* _Extrait à lire_

----

La croix du planet de l’église portée par une colonne antique de marbre blanc avec un chapiteau en mollasse marine et les deux fontaines du XVIIIe siècle sont des éléments d’architecture caractéristiques de l’urbanisme des cités comtadines de l’époque moderne, qu’il convient de conserver pour des raisons historiques et pour l’animation du quartier.
Au XVIIIe s, l’eau est arrivée dans la Haute-Ville grâce à la construction d’un aqueduc captant la source du Taraïn au Crestet. Les fontaines qui datent de cette époque ont considérablement amélioré les conditions de vie des habitants. Elles sont équipées de diapasons en fer forgé, disposés sous le bec ou les becs verseurs, qui servaient d’appui aux sceaux et aux cruches que l’on y mettait à remplir.
Les fontaines de la place du Vieux Marché, de la rue de l’Evêché, de la Place du Poids ont été restaurées respectivement en 1997, 2000, 2005. Celles de la rue des Fours et de la Place de l’Orme sont les dernières à être mise en valeur.
Elles participent au maintien de la vie des ruelles dans ce quartier sud de la Haute-Ville et au rafraîchissement des habitants et des visiteurs en été.

----

* _Données sources_
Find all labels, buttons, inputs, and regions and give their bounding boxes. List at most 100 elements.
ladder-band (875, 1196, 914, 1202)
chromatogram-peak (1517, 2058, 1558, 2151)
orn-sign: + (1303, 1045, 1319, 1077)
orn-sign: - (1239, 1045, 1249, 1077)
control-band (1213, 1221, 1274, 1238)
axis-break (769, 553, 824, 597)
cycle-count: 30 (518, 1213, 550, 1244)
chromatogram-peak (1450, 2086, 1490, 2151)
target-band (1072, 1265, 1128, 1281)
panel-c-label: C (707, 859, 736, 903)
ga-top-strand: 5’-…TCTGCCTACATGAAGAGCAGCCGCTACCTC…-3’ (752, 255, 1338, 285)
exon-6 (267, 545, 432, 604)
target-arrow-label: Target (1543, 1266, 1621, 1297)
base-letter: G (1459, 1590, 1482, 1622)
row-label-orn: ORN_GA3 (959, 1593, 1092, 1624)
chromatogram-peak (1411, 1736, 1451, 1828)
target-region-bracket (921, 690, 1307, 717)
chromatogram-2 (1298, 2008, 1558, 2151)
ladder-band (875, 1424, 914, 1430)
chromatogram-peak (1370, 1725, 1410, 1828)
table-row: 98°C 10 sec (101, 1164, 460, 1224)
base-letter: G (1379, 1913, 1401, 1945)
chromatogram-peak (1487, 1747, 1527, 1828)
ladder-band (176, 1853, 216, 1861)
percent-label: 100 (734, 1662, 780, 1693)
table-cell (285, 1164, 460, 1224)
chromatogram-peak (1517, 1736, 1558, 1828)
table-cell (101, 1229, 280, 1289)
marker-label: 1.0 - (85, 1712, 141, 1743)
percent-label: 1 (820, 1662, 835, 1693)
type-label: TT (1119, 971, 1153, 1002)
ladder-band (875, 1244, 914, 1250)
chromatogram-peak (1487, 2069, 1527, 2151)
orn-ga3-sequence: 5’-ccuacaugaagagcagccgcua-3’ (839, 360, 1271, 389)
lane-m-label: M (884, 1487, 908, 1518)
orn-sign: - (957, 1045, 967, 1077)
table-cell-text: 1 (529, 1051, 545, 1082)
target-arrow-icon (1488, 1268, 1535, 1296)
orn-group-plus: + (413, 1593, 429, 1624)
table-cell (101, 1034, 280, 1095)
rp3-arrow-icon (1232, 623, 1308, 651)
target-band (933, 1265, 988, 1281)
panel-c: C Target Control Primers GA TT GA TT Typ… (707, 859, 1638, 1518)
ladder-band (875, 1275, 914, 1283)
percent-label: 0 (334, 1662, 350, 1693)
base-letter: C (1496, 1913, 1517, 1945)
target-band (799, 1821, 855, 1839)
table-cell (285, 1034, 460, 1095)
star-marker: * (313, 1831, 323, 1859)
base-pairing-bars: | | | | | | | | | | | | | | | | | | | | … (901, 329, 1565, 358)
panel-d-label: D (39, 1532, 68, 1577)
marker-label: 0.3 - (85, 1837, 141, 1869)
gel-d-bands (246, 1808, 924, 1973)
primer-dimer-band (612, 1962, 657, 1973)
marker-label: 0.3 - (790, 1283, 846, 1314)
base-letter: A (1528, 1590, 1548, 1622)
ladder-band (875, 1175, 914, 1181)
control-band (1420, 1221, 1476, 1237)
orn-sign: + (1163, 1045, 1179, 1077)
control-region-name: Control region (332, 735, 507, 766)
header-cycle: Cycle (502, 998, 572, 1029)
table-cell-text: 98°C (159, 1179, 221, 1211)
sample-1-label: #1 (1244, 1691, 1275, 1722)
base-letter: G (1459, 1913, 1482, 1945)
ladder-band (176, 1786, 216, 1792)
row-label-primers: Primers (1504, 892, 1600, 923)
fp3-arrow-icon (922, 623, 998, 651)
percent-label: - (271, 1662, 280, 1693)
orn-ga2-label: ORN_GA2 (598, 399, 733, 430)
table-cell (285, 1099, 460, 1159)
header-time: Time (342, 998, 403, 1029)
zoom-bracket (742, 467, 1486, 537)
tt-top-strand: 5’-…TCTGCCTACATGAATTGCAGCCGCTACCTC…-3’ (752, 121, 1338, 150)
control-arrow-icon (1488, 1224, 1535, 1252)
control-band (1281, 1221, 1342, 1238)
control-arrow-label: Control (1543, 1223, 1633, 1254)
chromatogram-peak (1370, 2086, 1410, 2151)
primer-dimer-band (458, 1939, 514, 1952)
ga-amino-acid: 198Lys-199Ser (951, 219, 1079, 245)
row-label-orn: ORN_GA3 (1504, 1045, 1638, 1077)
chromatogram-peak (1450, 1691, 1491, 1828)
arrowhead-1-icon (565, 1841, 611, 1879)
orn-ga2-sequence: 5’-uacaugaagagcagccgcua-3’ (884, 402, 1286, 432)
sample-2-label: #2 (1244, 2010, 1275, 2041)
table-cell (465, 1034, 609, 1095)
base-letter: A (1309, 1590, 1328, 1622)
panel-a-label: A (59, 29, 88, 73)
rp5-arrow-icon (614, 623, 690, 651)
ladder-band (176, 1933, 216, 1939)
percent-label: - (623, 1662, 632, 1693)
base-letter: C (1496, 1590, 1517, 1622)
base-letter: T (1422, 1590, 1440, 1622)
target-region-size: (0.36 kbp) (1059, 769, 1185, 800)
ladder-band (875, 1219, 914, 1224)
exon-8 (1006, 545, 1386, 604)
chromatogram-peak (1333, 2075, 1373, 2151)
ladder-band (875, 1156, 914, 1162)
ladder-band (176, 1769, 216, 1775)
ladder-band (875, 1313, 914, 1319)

----

* _Consignes_
[1] Recopiez le passage de l'extrait sur les fontaines de la Haute-Ville qui va de « Elles participent au » jusqu'à « visiteurs en été. ».
[2] Résumez en deux phrases l'extrait sur les fontaines de la Haute-Ville.
Les items ne sont pas nécessaires pour ce travail.

* _Réponses_
[1]
Elles participent au maintien de la vie des ruelles dans ce quartier sud de la Haute-Ville et au rafraîchissement des habitants et des visiteurs en été.

[2] Au XVIIIe siècle, un aqueduc captant la source du Taraïn au Crestet a amené l'eau dans la Haute-Ville, et les fontaines de cette époque, équipées de diapasons en fer forgé servant d'appui aux récipients à remplir, ont considérablement amélioré les conditions de vie des habitants. Plusieurs ont été restaurées entre 1997 et 2005 ou mises en valeur depuis, et, comme la croix du planet de l'église, elles sont des éléments caractéristiques de l'urbanisme des cités comtadines à conserver, qui maintiennent la vie des ruelles et rafraîchissent habitants et visiteurs en été.